EXERCISE REQUIREMENTS: Output the material beneath this task exactly, images excluded.

>> begin SUPPLIED ENTRIES

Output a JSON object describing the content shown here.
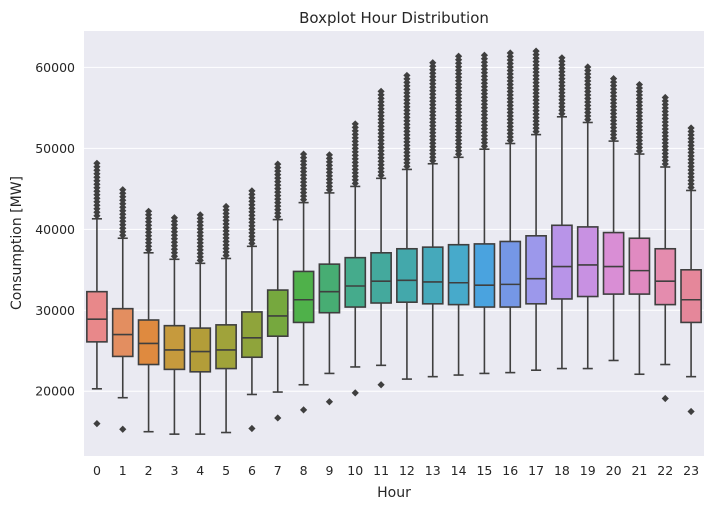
{
  "chart_data": {
    "type": "box",
    "title": "Boxplot Hour Distribution",
    "xlabel": "Hour",
    "ylabel": "Consumption [MW]",
    "ylim": [
      12000,
      64500
    ],
    "yticks": [
      "20000",
      "30000",
      "40000",
      "50000",
      "60000"
    ],
    "grid": true,
    "legend": "none",
    "categories": [
      "0",
      "1",
      "2",
      "3",
      "4",
      "5",
      "6",
      "7",
      "8",
      "9",
      "10",
      "11",
      "12",
      "13",
      "14",
      "15",
      "16",
      "17",
      "18",
      "19",
      "20",
      "21",
      "22",
      "23"
    ],
    "colors": [
      "#e8888a",
      "#e38e60",
      "#df8a3f",
      "#c69a3d",
      "#b39d39",
      "#a0a33a",
      "#8fa43b",
      "#76a83e",
      "#4fb14a",
      "#47ad73",
      "#45ab8c",
      "#44a99d",
      "#43a8ab",
      "#45a9bb",
      "#47aacb",
      "#4aa3df",
      "#7597e6",
      "#9c98eb",
      "#b894e8",
      "#c891e2",
      "#d98ed5",
      "#e08ac1",
      "#e48cae",
      "#e5879a"
    ],
    "boxes": [
      {
        "whislo": 20300,
        "q1": 26100,
        "med": 28900,
        "q3": 32300,
        "whishi": 41300,
        "flier_lo": [
          16000
        ],
        "flier_hi_top": 48400
      },
      {
        "whislo": 19200,
        "q1": 24300,
        "med": 27000,
        "q3": 30200,
        "whishi": 38900,
        "flier_lo": [
          15300
        ],
        "flier_hi_top": 45000
      },
      {
        "whislo": 15000,
        "q1": 23300,
        "med": 25900,
        "q3": 28800,
        "whishi": 37100,
        "flier_lo": [],
        "flier_hi_top": 42600
      },
      {
        "whislo": 14700,
        "q1": 22700,
        "med": 25100,
        "q3": 28100,
        "whishi": 36300,
        "flier_lo": [],
        "flier_hi_top": 41800
      },
      {
        "whislo": 14700,
        "q1": 22400,
        "med": 24900,
        "q3": 27800,
        "whishi": 35800,
        "flier_lo": [],
        "flier_hi_top": 42000
      },
      {
        "whislo": 14900,
        "q1": 22800,
        "med": 25100,
        "q3": 28200,
        "whishi": 36400,
        "flier_lo": [],
        "flier_hi_top": 43200
      },
      {
        "whislo": 19600,
        "q1": 24200,
        "med": 26600,
        "q3": 29800,
        "whishi": 37900,
        "flier_lo": [
          15400
        ],
        "flier_hi_top": 45100
      },
      {
        "whislo": 19900,
        "q1": 26800,
        "med": 29300,
        "q3": 32500,
        "whishi": 41200,
        "flier_lo": [
          16700
        ],
        "flier_hi_top": 48200
      },
      {
        "whislo": 20800,
        "q1": 28500,
        "med": 31300,
        "q3": 34800,
        "whishi": 43300,
        "flier_lo": [
          17700
        ],
        "flier_hi_top": 49400
      },
      {
        "whislo": 22200,
        "q1": 29700,
        "med": 32300,
        "q3": 35700,
        "whishi": 44500,
        "flier_lo": [
          18700
        ],
        "flier_hi_top": 49300
      },
      {
        "whislo": 23000,
        "q1": 30400,
        "med": 33000,
        "q3": 36500,
        "whishi": 45300,
        "flier_lo": [
          19800
        ],
        "flier_hi_top": 53300
      },
      {
        "whislo": 23200,
        "q1": 30900,
        "med": 33600,
        "q3": 37100,
        "whishi": 46300,
        "flier_lo": [
          20800
        ],
        "flier_hi_top": 57100
      },
      {
        "whislo": 21500,
        "q1": 31000,
        "med": 33700,
        "q3": 37600,
        "whishi": 47400,
        "flier_lo": [],
        "flier_hi_top": 59400
      },
      {
        "whislo": 21800,
        "q1": 30800,
        "med": 33500,
        "q3": 37800,
        "whishi": 48100,
        "flier_lo": [],
        "flier_hi_top": 60900
      },
      {
        "whislo": 22000,
        "q1": 30700,
        "med": 33400,
        "q3": 38100,
        "whishi": 48900,
        "flier_lo": [],
        "flier_hi_top": 61500
      },
      {
        "whislo": 22200,
        "q1": 30400,
        "med": 33100,
        "q3": 38200,
        "whishi": 49900,
        "flier_lo": [],
        "flier_hi_top": 61700
      },
      {
        "whislo": 22300,
        "q1": 30400,
        "med": 33200,
        "q3": 38500,
        "whishi": 50600,
        "flier_lo": [],
        "flier_hi_top": 61900
      },
      {
        "whislo": 22600,
        "q1": 30800,
        "med": 33900,
        "q3": 39200,
        "whishi": 51700,
        "flier_lo": [],
        "flier_hi_top": 62100
      },
      {
        "whislo": 22800,
        "q1": 31400,
        "med": 35400,
        "q3": 40500,
        "whishi": 53900,
        "flier_lo": [],
        "flier_hi_top": 61600
      },
      {
        "whislo": 22800,
        "q1": 31700,
        "med": 35600,
        "q3": 40300,
        "whishi": 53200,
        "flier_lo": [],
        "flier_hi_top": 60300
      },
      {
        "whislo": 23800,
        "q1": 32000,
        "med": 35400,
        "q3": 39600,
        "whishi": 50900,
        "flier_lo": [],
        "flier_hi_top": 58700
      },
      {
        "whislo": 22100,
        "q1": 32000,
        "med": 34900,
        "q3": 38900,
        "whishi": 49300,
        "flier_lo": [],
        "flier_hi_top": 58200
      },
      {
        "whislo": 23300,
        "q1": 30700,
        "med": 33600,
        "q3": 37600,
        "whishi": 47700,
        "flier_lo": [
          19100
        ],
        "flier_hi_top": 56700
      },
      {
        "whislo": 21800,
        "q1": 28500,
        "med": 31300,
        "q3": 35000,
        "whishi": 44800,
        "flier_lo": [
          17500
        ],
        "flier_hi_top": 52800
      }
    ]
  }
}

>> end SUPPLIED ENTRIES

FULL OUTPUT:
Output a JSON object describing the content shown here.
{
  "chart_data": {
    "type": "box",
    "title": "Boxplot Hour Distribution",
    "xlabel": "Hour",
    "ylabel": "Consumption [MW]",
    "ylim": [
      12000,
      64500
    ],
    "yticks": [
      "20000",
      "30000",
      "40000",
      "50000",
      "60000"
    ],
    "grid": true,
    "legend": "none",
    "categories": [
      "0",
      "1",
      "2",
      "3",
      "4",
      "5",
      "6",
      "7",
      "8",
      "9",
      "10",
      "11",
      "12",
      "13",
      "14",
      "15",
      "16",
      "17",
      "18",
      "19",
      "20",
      "21",
      "22",
      "23"
    ],
    "colors": [
      "#e8888a",
      "#e38e60",
      "#df8a3f",
      "#c69a3d",
      "#b39d39",
      "#a0a33a",
      "#8fa43b",
      "#76a83e",
      "#4fb14a",
      "#47ad73",
      "#45ab8c",
      "#44a99d",
      "#43a8ab",
      "#45a9bb",
      "#47aacb",
      "#4aa3df",
      "#7597e6",
      "#9c98eb",
      "#b894e8",
      "#c891e2",
      "#d98ed5",
      "#e08ac1",
      "#e48cae",
      "#e5879a"
    ],
    "boxes": [
      {
        "whislo": 20300,
        "q1": 26100,
        "med": 28900,
        "q3": 32300,
        "whishi": 41300,
        "flier_lo": [
          16000
        ],
        "flier_hi_top": 48400
      },
      {
        "whislo": 19200,
        "q1": 24300,
        "med": 27000,
        "q3": 30200,
        "whishi": 38900,
        "flier_lo": [
          15300
        ],
        "flier_hi_top": 45000
      },
      {
        "whislo": 15000,
        "q1": 23300,
        "med": 25900,
        "q3": 28800,
        "whishi": 37100,
        "flier_lo": [],
        "flier_hi_top": 42600
      },
      {
        "whislo": 14700,
        "q1": 22700,
        "med": 25100,
        "q3": 28100,
        "whishi": 36300,
        "flier_lo": [],
        "flier_hi_top": 41800
      },
      {
        "whislo": 14700,
        "q1": 22400,
        "med": 24900,
        "q3": 27800,
        "whishi": 35800,
        "flier_lo": [],
        "flier_hi_top": 42000
      },
      {
        "whislo": 14900,
        "q1": 22800,
        "med": 25100,
        "q3": 28200,
        "whishi": 36400,
        "flier_lo": [],
        "flier_hi_top": 43200
      },
      {
        "whislo": 19600,
        "q1": 24200,
        "med": 26600,
        "q3": 29800,
        "whishi": 37900,
        "flier_lo": [
          15400
        ],
        "flier_hi_top": 45100
      },
      {
        "whislo": 19900,
        "q1": 26800,
        "med": 29300,
        "q3": 32500,
        "whishi": 41200,
        "flier_lo": [
          16700
        ],
        "flier_hi_top": 48200
      },
      {
        "whislo": 20800,
        "q1": 28500,
        "med": 31300,
        "q3": 34800,
        "whishi": 43300,
        "flier_lo": [
          17700
        ],
        "flier_hi_top": 49400
      },
      {
        "whislo": 22200,
        "q1": 29700,
        "med": 32300,
        "q3": 35700,
        "whishi": 44500,
        "flier_lo": [
          18700
        ],
        "flier_hi_top": 49300
      },
      {
        "whislo": 23000,
        "q1": 30400,
        "med": 33000,
        "q3": 36500,
        "whishi": 45300,
        "flier_lo": [
          19800
        ],
        "flier_hi_top": 53300
      },
      {
        "whislo": 23200,
        "q1": 30900,
        "med": 33600,
        "q3": 37100,
        "whishi": 46300,
        "flier_lo": [
          20800
        ],
        "flier_hi_top": 57100
      },
      {
        "whislo": 21500,
        "q1": 31000,
        "med": 33700,
        "q3": 37600,
        "whishi": 47400,
        "flier_lo": [],
        "flier_hi_top": 59400
      },
      {
        "whislo": 21800,
        "q1": 30800,
        "med": 33500,
        "q3": 37800,
        "whishi": 48100,
        "flier_lo": [],
        "flier_hi_top": 60900
      },
      {
        "whislo": 22000,
        "q1": 30700,
        "med": 33400,
        "q3": 38100,
        "whishi": 48900,
        "flier_lo": [],
        "flier_hi_top": 61500
      },
      {
        "whislo": 22200,
        "q1": 30400,
        "med": 33100,
        "q3": 38200,
        "whishi": 49900,
        "flier_lo": [],
        "flier_hi_top": 61700
      },
      {
        "whislo": 22300,
        "q1": 30400,
        "med": 33200,
        "q3": 38500,
        "whishi": 50600,
        "flier_lo": [],
        "flier_hi_top": 61900
      },
      {
        "whislo": 22600,
        "q1": 30800,
        "med": 33900,
        "q3": 39200,
        "whishi": 51700,
        "flier_lo": [],
        "flier_hi_top": 62100
      },
      {
        "whislo": 22800,
        "q1": 31400,
        "med": 35400,
        "q3": 40500,
        "whishi": 53900,
        "flier_lo": [],
        "flier_hi_top": 61600
      },
      {
        "whislo": 22800,
        "q1": 31700,
        "med": 35600,
        "q3": 40300,
        "whishi": 53200,
        "flier_lo": [],
        "flier_hi_top": 60300
      },
      {
        "whislo": 23800,
        "q1": 32000,
        "med": 35400,
        "q3": 39600,
        "whishi": 50900,
        "flier_lo": [],
        "flier_hi_top": 58700
      },
      {
        "whislo": 22100,
        "q1": 32000,
        "med": 34900,
        "q3": 38900,
        "whishi": 49300,
        "flier_lo": [],
        "flier_hi_top": 58200
      },
      {
        "whislo": 23300,
        "q1": 30700,
        "med": 33600,
        "q3": 37600,
        "whishi": 47700,
        "flier_lo": [
          19100
        ],
        "flier_hi_top": 56700
      },
      {
        "whislo": 21800,
        "q1": 28500,
        "med": 31300,
        "q3": 35000,
        "whishi": 44800,
        "flier_lo": [
          17500
        ],
        "flier_hi_top": 52800
      }
    ]
  }
}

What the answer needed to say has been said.